Find and copy each line of the records where the string "more" shows up.

Start of Task material

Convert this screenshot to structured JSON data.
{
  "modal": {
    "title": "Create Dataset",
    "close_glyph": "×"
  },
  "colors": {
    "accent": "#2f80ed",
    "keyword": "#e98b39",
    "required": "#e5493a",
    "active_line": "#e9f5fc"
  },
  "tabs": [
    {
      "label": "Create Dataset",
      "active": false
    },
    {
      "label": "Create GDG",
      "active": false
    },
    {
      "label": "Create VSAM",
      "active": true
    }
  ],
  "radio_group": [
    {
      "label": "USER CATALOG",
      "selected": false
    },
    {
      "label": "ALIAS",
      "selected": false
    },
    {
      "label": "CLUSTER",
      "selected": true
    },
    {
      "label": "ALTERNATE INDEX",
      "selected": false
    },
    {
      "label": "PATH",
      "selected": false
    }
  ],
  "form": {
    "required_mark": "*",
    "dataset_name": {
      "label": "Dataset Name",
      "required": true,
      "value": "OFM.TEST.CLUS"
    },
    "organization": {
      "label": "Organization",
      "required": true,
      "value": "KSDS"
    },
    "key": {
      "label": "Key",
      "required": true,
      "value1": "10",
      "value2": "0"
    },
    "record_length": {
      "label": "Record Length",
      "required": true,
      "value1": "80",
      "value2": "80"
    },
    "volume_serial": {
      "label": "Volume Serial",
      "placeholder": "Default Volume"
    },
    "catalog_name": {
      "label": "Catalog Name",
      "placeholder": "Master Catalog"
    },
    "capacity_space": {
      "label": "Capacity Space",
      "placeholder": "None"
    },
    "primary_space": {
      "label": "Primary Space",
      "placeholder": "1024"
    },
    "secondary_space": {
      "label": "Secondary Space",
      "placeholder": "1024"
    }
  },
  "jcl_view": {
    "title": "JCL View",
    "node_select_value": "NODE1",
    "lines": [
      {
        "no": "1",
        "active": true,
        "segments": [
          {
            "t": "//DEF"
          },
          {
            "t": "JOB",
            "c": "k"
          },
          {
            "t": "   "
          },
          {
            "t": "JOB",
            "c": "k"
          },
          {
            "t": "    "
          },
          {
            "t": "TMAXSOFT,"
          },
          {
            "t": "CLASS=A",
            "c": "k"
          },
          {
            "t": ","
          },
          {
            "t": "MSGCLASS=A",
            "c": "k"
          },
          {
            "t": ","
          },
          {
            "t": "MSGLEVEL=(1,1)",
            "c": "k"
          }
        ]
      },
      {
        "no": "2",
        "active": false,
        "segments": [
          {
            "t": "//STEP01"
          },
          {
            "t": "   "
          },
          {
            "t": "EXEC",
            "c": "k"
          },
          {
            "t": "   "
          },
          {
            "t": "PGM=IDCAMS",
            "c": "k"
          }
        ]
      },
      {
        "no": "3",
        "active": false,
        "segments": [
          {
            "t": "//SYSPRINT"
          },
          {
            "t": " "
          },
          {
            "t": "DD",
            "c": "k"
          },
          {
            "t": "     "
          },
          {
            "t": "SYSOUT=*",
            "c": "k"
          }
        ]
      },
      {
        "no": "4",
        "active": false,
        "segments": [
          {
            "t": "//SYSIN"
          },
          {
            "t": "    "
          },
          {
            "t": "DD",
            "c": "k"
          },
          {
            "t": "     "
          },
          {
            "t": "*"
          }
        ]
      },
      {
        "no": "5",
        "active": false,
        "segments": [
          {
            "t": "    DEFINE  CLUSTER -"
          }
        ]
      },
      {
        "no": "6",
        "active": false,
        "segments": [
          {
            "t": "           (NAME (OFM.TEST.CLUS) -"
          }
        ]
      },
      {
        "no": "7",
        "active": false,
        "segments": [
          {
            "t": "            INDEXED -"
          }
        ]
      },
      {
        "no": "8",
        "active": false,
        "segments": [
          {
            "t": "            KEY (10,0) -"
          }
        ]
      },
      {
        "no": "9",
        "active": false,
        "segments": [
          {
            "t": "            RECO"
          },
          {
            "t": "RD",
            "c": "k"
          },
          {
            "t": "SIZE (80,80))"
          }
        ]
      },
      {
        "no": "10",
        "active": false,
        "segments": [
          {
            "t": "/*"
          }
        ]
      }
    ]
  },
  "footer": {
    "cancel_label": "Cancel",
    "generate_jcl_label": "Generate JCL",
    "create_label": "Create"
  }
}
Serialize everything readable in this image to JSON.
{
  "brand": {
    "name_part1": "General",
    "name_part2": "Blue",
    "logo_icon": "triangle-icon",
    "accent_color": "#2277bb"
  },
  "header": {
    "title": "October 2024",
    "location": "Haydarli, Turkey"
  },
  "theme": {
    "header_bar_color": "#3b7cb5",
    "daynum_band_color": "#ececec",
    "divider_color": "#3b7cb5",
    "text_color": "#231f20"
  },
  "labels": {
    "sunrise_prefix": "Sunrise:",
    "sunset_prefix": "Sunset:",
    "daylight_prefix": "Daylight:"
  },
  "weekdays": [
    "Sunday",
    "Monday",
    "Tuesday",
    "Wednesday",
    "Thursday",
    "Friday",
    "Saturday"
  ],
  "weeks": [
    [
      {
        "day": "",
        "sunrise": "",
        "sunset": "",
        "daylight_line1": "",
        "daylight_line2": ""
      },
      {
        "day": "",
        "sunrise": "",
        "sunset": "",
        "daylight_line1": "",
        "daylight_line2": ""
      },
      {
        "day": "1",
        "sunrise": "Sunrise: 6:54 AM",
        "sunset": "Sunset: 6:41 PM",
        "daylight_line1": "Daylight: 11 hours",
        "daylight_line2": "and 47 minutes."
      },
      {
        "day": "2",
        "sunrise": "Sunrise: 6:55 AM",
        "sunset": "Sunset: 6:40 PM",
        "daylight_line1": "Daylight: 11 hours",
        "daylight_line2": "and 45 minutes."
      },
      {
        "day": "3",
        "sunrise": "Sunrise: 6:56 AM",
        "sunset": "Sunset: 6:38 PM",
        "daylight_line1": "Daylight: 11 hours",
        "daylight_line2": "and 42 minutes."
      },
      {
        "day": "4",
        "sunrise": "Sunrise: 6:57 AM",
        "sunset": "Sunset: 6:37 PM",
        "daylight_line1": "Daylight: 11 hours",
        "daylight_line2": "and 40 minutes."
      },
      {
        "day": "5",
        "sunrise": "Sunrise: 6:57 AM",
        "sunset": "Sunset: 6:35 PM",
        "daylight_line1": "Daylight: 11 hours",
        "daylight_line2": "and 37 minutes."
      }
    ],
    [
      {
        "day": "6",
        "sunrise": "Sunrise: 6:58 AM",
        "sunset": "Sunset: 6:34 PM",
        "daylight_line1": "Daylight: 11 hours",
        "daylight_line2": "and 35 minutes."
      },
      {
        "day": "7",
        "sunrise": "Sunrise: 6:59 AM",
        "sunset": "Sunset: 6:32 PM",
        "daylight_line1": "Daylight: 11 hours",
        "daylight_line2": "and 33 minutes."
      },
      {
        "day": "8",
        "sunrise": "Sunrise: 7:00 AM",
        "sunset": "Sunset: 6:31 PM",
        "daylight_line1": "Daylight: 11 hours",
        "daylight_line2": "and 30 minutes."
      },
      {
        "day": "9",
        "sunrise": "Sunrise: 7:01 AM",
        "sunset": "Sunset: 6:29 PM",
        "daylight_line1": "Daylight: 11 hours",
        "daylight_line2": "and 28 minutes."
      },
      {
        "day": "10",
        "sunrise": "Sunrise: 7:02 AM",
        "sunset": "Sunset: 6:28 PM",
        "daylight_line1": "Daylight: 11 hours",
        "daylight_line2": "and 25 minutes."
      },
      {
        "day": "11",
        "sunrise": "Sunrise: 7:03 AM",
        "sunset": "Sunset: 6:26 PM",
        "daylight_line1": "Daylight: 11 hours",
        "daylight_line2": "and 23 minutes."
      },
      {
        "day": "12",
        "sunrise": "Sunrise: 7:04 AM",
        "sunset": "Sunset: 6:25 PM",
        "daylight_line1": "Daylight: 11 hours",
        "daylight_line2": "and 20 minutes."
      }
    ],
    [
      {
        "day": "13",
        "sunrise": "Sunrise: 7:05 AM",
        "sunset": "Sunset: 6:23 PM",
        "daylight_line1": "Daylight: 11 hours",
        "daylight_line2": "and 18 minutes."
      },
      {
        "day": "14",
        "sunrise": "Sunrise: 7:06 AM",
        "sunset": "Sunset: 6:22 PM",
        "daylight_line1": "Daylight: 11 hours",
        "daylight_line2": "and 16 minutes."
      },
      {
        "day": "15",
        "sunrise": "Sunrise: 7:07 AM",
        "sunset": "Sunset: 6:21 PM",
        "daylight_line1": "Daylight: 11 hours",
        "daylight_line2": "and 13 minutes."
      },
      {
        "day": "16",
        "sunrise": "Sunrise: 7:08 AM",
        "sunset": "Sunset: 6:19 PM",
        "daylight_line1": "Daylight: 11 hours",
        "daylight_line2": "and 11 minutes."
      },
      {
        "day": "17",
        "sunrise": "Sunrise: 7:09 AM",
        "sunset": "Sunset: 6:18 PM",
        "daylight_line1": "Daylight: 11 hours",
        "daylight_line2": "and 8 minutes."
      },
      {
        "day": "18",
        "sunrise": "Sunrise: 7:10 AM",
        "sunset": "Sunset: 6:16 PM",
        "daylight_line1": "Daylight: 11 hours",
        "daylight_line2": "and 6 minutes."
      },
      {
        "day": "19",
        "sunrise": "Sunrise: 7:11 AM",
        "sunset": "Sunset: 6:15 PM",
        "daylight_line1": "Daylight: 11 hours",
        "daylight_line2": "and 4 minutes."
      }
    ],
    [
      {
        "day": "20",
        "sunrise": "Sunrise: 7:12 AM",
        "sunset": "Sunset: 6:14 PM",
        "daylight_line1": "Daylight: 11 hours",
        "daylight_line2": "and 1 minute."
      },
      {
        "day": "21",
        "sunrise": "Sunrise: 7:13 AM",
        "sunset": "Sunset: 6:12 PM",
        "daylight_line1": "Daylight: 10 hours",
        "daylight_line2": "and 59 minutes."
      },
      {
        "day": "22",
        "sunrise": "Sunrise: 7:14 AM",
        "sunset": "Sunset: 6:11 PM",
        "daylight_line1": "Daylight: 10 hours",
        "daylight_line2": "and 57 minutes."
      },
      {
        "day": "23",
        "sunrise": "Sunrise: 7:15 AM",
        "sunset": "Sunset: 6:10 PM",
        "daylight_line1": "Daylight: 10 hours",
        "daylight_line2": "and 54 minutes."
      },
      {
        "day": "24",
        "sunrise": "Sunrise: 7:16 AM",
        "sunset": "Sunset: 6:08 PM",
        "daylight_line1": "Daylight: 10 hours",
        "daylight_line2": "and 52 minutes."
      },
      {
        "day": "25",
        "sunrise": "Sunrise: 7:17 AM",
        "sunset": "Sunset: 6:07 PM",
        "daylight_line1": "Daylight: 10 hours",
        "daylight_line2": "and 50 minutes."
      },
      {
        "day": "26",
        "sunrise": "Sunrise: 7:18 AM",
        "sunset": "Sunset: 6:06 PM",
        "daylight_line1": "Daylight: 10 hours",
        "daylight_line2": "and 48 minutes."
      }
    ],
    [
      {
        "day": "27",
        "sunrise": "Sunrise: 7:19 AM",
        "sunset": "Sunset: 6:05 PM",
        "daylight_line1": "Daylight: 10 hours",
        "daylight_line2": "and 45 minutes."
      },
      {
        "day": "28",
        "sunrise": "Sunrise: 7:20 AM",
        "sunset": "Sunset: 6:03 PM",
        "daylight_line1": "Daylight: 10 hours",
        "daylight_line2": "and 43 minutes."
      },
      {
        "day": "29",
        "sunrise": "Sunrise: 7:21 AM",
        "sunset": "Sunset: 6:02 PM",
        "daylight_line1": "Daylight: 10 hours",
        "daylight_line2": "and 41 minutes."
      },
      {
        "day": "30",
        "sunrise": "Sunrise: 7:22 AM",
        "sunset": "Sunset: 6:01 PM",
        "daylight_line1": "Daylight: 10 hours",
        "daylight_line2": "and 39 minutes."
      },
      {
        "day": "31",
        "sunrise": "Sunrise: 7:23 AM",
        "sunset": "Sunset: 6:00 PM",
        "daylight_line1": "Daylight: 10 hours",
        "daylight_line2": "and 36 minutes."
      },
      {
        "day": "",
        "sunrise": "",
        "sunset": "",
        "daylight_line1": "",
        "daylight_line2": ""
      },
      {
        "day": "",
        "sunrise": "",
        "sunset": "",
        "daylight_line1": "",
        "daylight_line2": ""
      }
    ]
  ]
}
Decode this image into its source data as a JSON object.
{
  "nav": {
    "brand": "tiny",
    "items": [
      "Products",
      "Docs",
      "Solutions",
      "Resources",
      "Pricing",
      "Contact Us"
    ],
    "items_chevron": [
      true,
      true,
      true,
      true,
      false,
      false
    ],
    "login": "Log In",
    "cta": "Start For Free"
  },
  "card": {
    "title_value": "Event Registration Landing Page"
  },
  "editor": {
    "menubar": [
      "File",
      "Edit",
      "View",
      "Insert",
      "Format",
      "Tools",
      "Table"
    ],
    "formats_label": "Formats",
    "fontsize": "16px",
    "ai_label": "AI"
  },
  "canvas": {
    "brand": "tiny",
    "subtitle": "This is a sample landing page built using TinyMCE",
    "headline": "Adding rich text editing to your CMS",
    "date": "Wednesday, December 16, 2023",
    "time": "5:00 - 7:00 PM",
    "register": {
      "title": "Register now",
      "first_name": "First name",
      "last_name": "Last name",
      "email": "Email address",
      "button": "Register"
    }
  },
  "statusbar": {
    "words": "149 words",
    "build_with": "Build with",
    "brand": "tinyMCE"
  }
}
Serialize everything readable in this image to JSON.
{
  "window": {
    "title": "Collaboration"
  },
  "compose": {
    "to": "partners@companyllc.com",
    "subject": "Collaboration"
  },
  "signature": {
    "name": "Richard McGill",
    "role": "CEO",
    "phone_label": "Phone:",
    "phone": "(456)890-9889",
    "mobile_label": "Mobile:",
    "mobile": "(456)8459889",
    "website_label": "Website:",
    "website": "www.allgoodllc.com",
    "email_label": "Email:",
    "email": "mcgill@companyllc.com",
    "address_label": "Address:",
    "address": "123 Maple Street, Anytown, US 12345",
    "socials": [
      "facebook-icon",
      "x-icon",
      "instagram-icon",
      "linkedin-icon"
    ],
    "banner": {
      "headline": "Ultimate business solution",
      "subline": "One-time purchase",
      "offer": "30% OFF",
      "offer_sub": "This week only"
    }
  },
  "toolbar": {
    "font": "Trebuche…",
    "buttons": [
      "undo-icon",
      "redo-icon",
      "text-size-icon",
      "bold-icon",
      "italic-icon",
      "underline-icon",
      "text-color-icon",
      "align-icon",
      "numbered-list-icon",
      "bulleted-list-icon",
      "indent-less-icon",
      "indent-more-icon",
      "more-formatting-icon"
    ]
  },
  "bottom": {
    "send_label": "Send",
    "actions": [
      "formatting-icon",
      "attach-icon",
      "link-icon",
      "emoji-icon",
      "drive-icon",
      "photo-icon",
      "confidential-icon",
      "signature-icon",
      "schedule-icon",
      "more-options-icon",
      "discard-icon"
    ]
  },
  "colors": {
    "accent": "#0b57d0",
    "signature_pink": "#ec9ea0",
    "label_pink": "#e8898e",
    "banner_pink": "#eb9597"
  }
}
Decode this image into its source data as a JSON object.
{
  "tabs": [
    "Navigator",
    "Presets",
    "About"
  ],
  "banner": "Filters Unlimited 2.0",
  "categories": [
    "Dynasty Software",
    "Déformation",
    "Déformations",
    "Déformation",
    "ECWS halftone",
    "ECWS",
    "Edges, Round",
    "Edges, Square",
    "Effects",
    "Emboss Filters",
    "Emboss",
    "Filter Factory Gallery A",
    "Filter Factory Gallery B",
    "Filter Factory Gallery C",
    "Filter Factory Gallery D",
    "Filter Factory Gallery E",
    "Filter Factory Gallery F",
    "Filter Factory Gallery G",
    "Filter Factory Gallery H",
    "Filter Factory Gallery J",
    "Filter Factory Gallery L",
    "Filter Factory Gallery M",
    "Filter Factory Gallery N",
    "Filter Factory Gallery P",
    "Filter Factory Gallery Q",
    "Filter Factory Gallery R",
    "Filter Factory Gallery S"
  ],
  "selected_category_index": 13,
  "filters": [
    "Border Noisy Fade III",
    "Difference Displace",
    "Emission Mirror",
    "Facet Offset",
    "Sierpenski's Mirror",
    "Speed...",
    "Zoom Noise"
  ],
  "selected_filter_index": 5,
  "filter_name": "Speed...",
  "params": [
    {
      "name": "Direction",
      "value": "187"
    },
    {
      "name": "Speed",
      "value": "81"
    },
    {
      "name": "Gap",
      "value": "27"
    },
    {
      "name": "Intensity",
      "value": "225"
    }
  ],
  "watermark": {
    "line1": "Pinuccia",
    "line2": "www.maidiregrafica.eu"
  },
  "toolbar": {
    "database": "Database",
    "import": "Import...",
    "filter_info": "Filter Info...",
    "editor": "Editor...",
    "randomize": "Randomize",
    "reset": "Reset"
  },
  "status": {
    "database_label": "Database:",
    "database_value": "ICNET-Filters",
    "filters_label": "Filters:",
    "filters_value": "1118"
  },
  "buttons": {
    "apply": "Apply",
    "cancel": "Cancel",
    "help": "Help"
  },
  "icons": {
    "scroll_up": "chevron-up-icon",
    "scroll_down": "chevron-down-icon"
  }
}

End of Task material

Answer in full »
      "indent-more-icon",
      "more-formatting-icon"
      "more-options-icon",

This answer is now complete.